→ **Given instruction**
Copy the records word for word, from their first line up to and including the line containing "The underside 6 is at (589, 492).". Leave the pictures out of your copy.

--------------------------------------------------

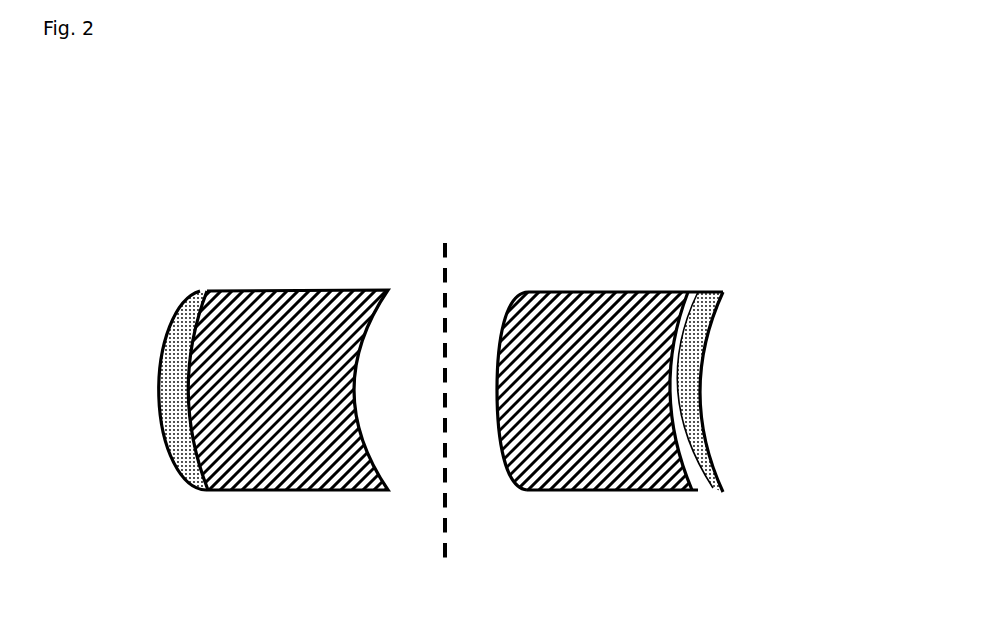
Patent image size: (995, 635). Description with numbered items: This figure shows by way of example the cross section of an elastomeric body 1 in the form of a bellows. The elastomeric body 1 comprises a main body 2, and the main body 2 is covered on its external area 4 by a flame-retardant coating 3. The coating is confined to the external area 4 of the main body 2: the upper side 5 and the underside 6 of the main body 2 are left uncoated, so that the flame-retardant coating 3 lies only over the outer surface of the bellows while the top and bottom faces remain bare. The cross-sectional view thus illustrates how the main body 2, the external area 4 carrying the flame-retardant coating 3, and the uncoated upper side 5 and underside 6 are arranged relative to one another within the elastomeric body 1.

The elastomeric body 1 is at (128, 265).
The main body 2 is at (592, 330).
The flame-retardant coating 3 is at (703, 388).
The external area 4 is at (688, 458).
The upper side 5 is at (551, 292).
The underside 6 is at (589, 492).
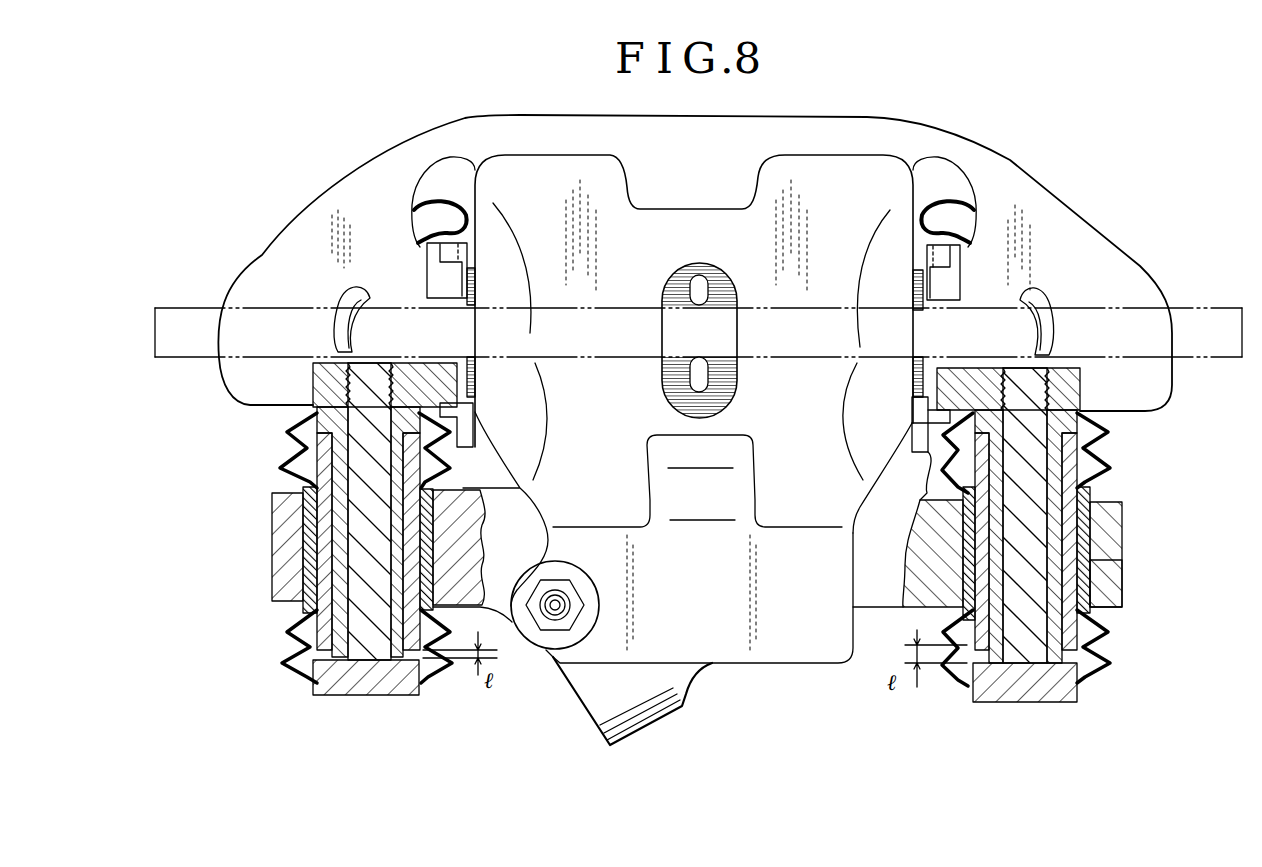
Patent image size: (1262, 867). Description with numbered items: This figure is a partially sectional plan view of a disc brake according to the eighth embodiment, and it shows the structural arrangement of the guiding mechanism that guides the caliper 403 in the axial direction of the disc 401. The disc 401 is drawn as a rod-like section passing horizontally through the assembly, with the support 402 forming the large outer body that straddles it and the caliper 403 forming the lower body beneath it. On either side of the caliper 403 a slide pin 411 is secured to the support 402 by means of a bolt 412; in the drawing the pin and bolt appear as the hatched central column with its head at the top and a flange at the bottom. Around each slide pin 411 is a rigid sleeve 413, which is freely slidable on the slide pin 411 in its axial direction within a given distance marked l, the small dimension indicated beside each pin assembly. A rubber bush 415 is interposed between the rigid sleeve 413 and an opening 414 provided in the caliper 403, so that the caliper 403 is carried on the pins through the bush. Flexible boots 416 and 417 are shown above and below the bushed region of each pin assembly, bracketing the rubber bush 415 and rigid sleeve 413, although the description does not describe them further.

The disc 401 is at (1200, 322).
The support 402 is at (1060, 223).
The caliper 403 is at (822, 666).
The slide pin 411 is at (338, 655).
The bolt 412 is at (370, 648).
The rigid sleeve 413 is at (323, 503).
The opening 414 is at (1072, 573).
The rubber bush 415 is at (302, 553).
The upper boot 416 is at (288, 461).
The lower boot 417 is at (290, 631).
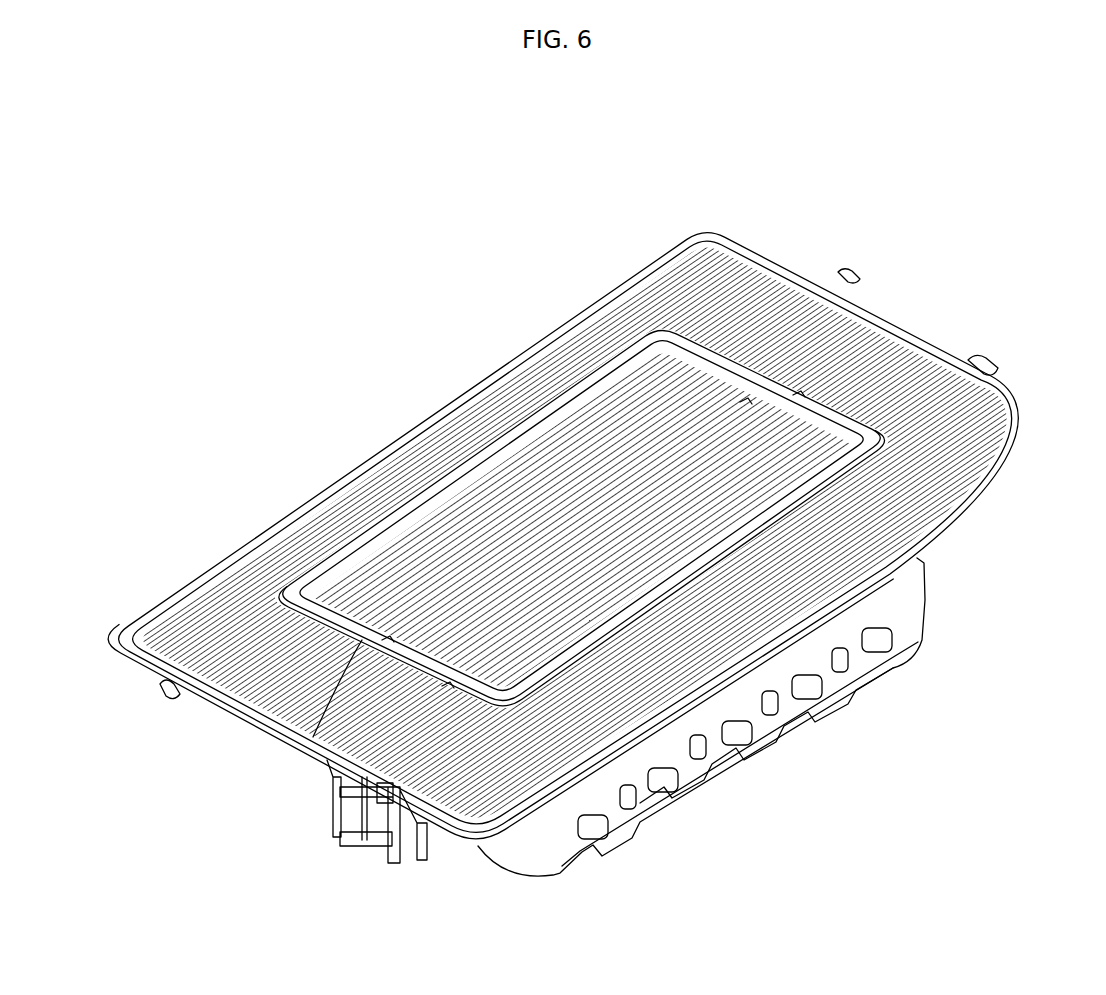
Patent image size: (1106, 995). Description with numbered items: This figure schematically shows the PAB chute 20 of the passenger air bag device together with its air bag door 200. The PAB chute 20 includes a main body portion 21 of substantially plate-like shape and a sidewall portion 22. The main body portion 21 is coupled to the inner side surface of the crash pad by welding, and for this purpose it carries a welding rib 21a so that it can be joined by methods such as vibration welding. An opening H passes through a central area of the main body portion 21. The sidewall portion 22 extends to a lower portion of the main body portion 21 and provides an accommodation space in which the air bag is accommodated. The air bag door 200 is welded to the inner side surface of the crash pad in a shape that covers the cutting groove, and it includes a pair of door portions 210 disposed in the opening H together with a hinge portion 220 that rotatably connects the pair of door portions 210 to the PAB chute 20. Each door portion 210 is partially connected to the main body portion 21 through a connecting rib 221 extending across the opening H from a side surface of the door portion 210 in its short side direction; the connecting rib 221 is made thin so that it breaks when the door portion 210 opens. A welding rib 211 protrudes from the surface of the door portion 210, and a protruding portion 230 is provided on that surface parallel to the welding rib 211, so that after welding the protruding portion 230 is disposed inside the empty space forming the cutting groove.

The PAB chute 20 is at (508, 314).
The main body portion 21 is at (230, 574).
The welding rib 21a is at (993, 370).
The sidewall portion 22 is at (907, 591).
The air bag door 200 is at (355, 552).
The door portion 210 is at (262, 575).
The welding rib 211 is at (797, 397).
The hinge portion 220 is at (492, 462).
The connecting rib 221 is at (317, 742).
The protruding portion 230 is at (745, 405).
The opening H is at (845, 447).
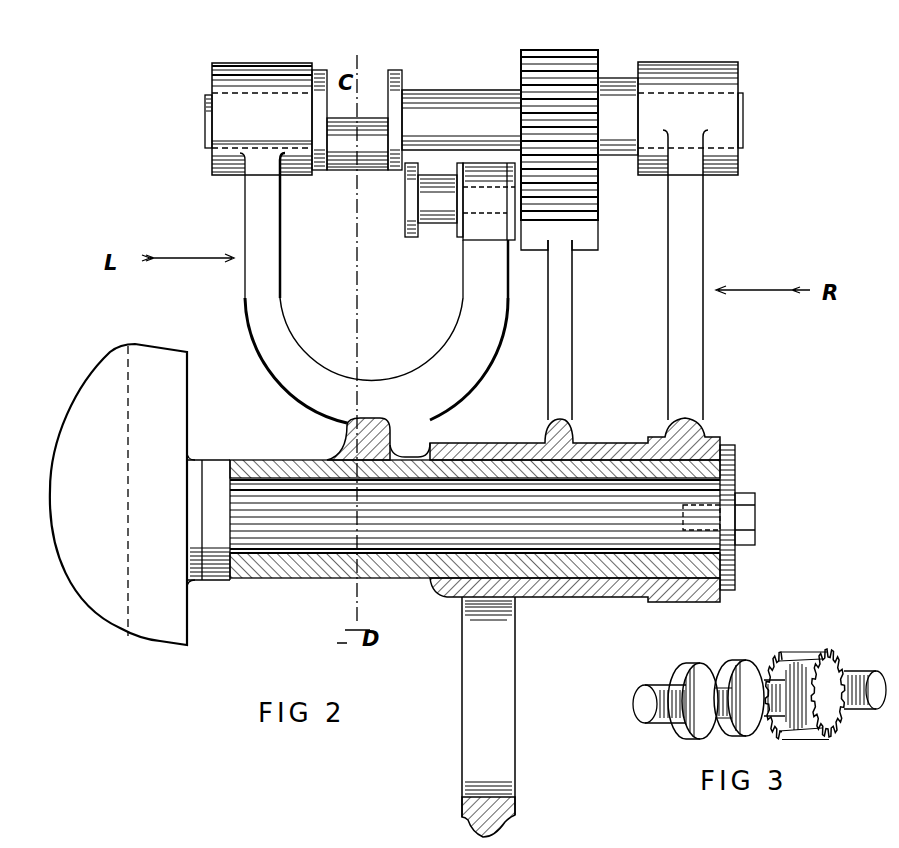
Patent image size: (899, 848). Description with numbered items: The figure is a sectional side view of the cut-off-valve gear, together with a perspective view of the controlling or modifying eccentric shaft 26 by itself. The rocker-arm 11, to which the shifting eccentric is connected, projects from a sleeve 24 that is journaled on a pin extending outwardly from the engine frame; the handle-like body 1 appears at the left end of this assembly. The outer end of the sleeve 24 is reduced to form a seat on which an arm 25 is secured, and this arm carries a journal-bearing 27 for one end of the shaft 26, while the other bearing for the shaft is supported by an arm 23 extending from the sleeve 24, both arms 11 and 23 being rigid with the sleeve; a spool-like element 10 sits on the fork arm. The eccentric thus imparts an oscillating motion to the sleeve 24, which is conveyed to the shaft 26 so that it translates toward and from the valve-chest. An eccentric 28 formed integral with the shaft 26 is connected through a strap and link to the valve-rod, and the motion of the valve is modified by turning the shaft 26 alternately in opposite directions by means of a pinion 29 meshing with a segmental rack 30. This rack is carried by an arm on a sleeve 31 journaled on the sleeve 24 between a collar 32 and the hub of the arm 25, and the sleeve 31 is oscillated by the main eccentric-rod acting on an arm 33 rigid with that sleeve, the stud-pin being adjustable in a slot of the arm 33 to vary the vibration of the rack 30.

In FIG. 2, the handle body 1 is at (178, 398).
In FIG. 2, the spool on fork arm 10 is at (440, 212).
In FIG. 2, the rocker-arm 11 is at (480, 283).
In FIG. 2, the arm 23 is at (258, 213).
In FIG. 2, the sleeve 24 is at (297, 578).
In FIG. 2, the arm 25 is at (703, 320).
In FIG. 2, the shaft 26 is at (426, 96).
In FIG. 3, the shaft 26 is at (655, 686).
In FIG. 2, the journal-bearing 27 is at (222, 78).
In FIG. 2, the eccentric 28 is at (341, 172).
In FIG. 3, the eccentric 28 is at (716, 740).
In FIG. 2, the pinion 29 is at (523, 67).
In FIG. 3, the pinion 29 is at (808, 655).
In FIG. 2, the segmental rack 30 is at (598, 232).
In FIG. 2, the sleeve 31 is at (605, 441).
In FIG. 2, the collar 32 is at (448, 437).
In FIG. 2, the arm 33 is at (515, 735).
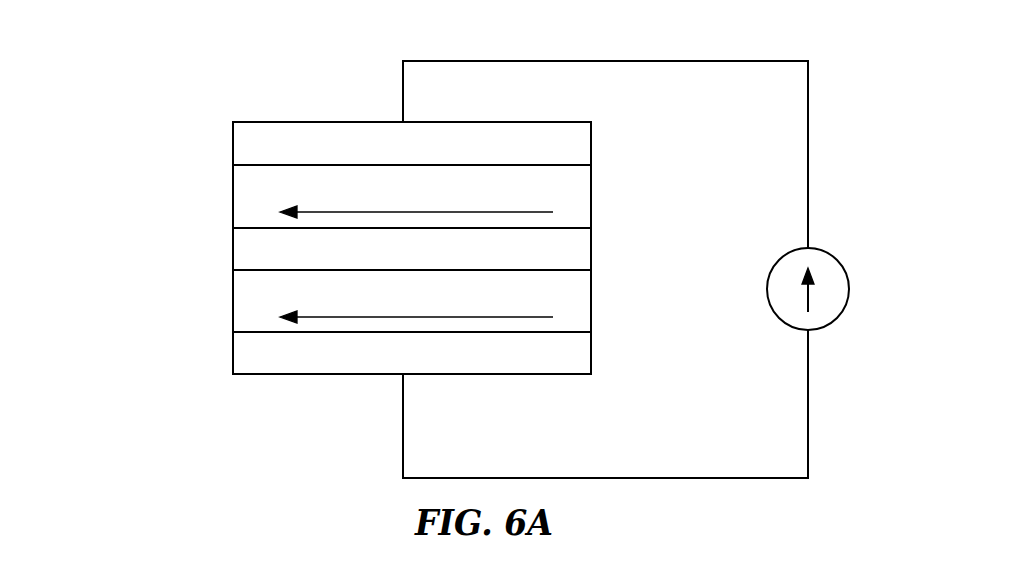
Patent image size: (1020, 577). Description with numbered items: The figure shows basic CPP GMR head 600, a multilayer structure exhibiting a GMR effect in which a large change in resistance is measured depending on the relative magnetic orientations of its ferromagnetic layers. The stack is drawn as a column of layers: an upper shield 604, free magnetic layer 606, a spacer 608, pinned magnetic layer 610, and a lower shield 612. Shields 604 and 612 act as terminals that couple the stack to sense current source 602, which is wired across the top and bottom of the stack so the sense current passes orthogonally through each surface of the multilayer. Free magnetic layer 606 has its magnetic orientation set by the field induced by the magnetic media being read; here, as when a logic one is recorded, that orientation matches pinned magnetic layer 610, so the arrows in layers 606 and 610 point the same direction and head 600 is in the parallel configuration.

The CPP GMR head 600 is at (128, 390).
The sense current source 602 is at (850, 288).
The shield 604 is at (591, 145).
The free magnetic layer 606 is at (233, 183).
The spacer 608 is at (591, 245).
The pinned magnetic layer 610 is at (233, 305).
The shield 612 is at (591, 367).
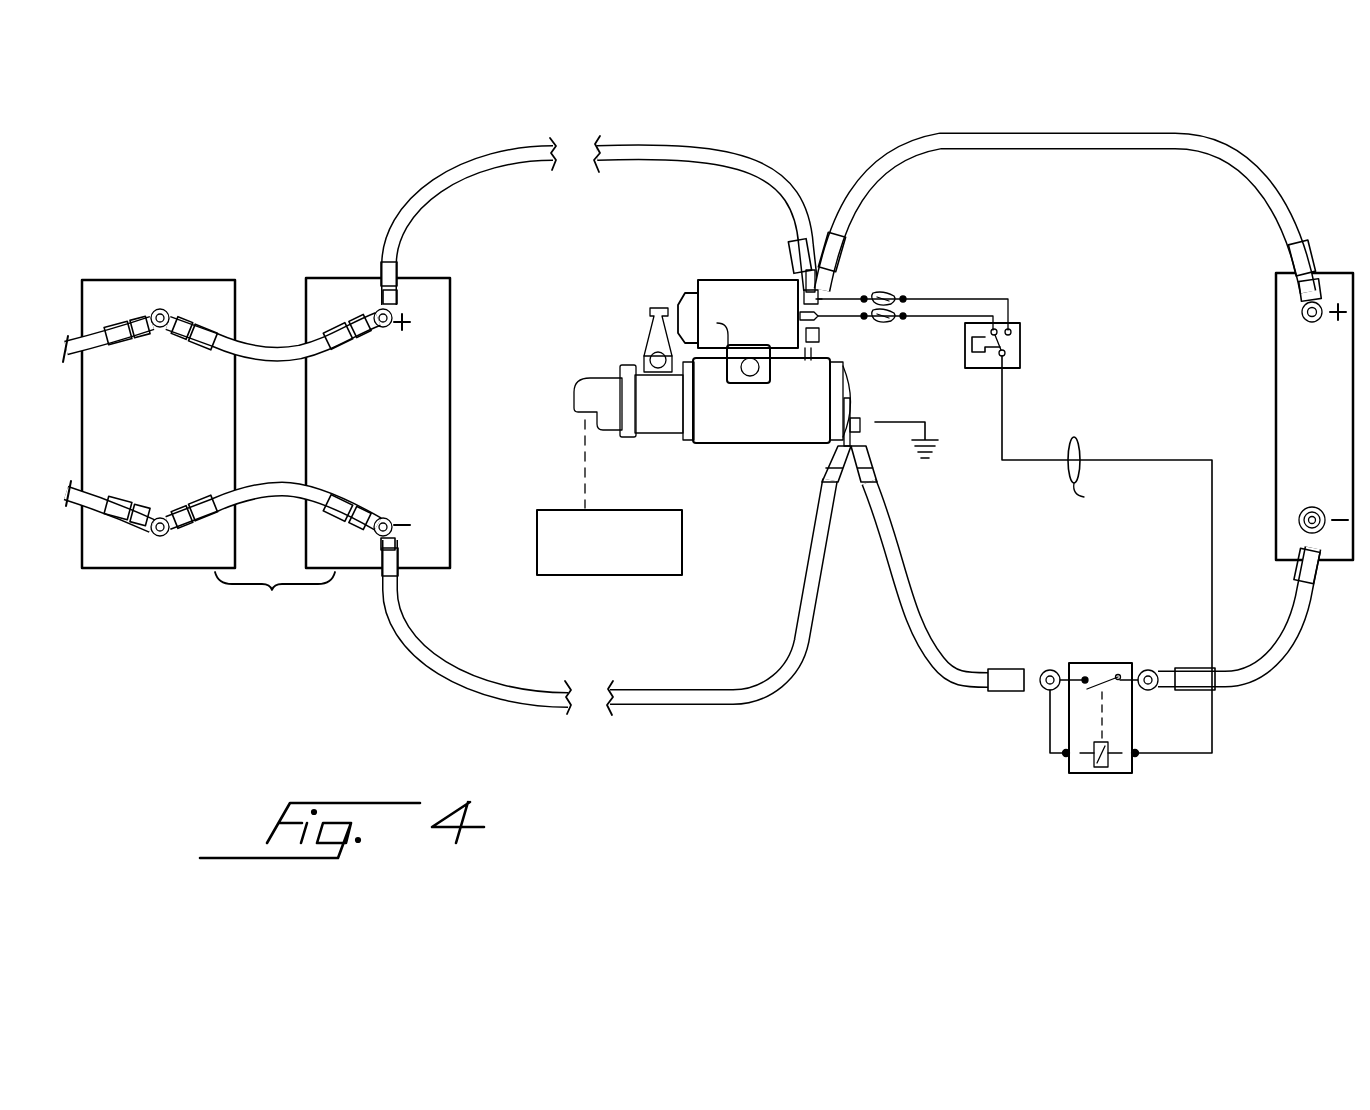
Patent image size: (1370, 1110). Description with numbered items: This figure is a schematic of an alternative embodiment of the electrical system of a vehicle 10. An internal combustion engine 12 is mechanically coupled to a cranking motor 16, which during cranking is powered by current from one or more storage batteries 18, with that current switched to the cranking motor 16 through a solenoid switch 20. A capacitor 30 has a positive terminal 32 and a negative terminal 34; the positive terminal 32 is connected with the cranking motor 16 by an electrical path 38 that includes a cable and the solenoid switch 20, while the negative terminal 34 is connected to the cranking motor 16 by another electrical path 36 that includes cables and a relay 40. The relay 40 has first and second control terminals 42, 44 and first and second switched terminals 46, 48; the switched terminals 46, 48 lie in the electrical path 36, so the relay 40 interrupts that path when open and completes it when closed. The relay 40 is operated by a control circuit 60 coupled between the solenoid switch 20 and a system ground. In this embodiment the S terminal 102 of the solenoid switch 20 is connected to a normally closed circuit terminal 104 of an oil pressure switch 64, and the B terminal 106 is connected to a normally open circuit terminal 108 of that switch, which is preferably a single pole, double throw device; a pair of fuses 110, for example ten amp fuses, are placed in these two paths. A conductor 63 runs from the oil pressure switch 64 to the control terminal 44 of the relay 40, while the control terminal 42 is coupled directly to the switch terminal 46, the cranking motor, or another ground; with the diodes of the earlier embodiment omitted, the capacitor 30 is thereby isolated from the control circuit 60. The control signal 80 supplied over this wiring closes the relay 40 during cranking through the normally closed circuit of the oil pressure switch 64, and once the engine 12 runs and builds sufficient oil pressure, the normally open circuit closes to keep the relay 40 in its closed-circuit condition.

--------------------------------------------------

→ **Output below**
Patent image size: (995, 635). Description with numbered items: This figure shows by way of example the cross section of an elastomeric body 1 in the form of a bellows. The elastomeric body 1 comprises a main body 2, and the main body 2 is covered on its external area 4 by a flame-retardant coating 3. The coating is confined to the external area 4 of the main body 2: the upper side 5 and the underside 6 of the main body 2 are left uncoated, so that the flame-retardant coating 3 lies only over the outer surface of the bellows while the top and bottom faces remain bare. The cross-sectional view thus illustrates how the main body 2, the external area 4 carrying the flame-retardant coating 3, and the uncoated upper side 5 and underside 6 are arranged relative to one another within the elastomeric body 1.

The elastomeric body 1 is at (128, 265).
The main body 2 is at (592, 330).
The flame-retardant coating 3 is at (703, 388).
The external area 4 is at (688, 458).
The upper side 5 is at (551, 292).
The underside 6 is at (589, 492).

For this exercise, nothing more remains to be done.